Extract the complete data exactly as given.

----

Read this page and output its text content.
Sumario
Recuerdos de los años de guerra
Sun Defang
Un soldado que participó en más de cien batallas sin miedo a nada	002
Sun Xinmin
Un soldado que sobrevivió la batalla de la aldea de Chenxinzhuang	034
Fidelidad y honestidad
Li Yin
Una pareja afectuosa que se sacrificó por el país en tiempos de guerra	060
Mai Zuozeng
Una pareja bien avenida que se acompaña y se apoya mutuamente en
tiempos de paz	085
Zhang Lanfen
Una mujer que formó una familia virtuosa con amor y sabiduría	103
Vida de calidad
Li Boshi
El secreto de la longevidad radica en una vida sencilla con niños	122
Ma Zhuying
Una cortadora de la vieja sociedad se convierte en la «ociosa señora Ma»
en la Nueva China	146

----

=== IN RESPONSE ===
Read this page and output its text content.
Sumario
Recuerdos de los años de guerra
Sun Defang
Un soldado que participó en más de cien batallas sin miedo a nada	002
Sun Xinmin
Un soldado que sobrevivió la batalla de la aldea de Chenxinzhuang	034
Fidelidad y honestidad
Li Yin
Una pareja afectuosa que se sacrificó por el país en tiempos de guerra	060
Mai Zuozeng
Una pareja bien avenida que se acompaña y se apoya mutuamente en
tiempos de paz	085
Zhang Lanfen
Una mujer que formó una familia virtuosa con amor y sabiduría	103
Vida de calidad
Li Boshi
El secreto de la longevidad radica en una vida sencilla con niños	122
Ma Zhuying
Una cortadora de la vieja sociedad se convierte en la «ociosa señora Ma»
en la Nueva China	146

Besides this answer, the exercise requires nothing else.